● SET TASK
Only a number is wanted: how many lines in the records below contain "Sold"?

● RECORDS SUPPLIED
:::
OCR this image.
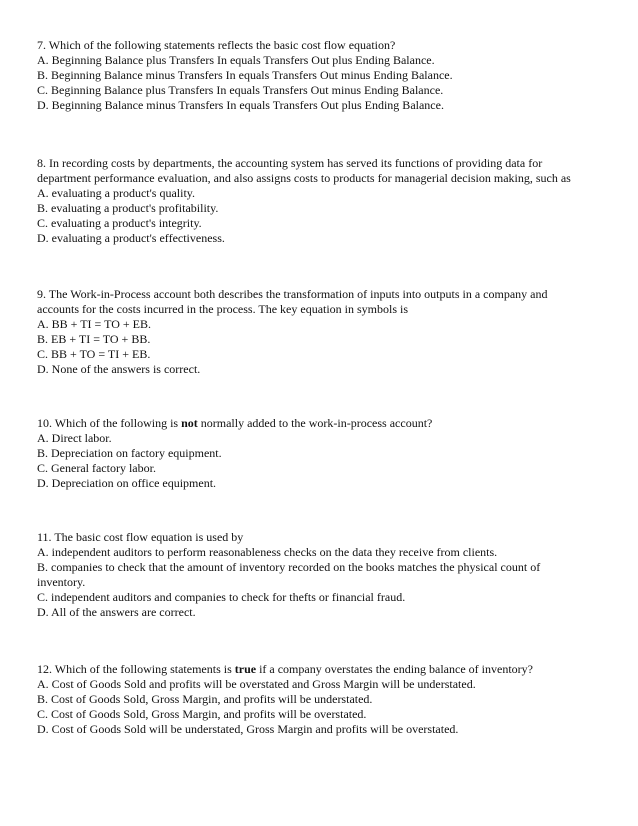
7. Which of the following statements reflects the basic cost flow equation?
A. Beginning Balance plus Transfers In equals Transfers Out plus Ending Balance.
B. Beginning Balance minus Transfers In equals Transfers Out minus Ending Balance.
C. Beginning Balance plus Transfers In equals Transfers Out minus Ending Balance.
D. Beginning Balance minus Transfers In equals Transfers Out plus Ending Balance.
8. In recording costs by departments, the accounting system has served its functions of providing data for
department performance evaluation, and also assigns costs to products for managerial decision making, such as
A. evaluating a product's quality.
B. evaluating a product's profitability.
C. evaluating a product's integrity.
D. evaluating a product's effectiveness.
9. The Work-in-Process account both describes the transformation of inputs into outputs in a company and
accounts for the costs incurred in the process. The key equation in symbols is
A. BB + TI = TO + EB.
B. EB + TI = TO + BB.
C. BB + TO = TI + EB.
D. None of the answers is correct.
10. Which of the following is not normally added to the work-in-process account?
A. Direct labor.
B. Depreciation on factory equipment.
C. General factory labor.
D. Depreciation on office equipment.
11. The basic cost flow equation is used by
A. independent auditors to perform reasonableness checks on the data they receive from clients.
B. companies to check that the amount of inventory recorded on the books matches the physical count of
inventory.
C. independent auditors and companies to check for thefts or financial fraud.
D. All of the answers are correct.
12. Which of the following statements is true if a company overstates the ending balance of inventory?
A. Cost of Goods Sold and profits will be overstated and Gross Margin will be understated.
B. Cost of Goods Sold, Gross Margin, and profits will be understated.
C. Cost of Goods Sold, Gross Margin, and profits will be overstated.
D. Cost of Goods Sold will be understated, Gross Margin and profits will be overstated.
:::
● TASK ANSWER
4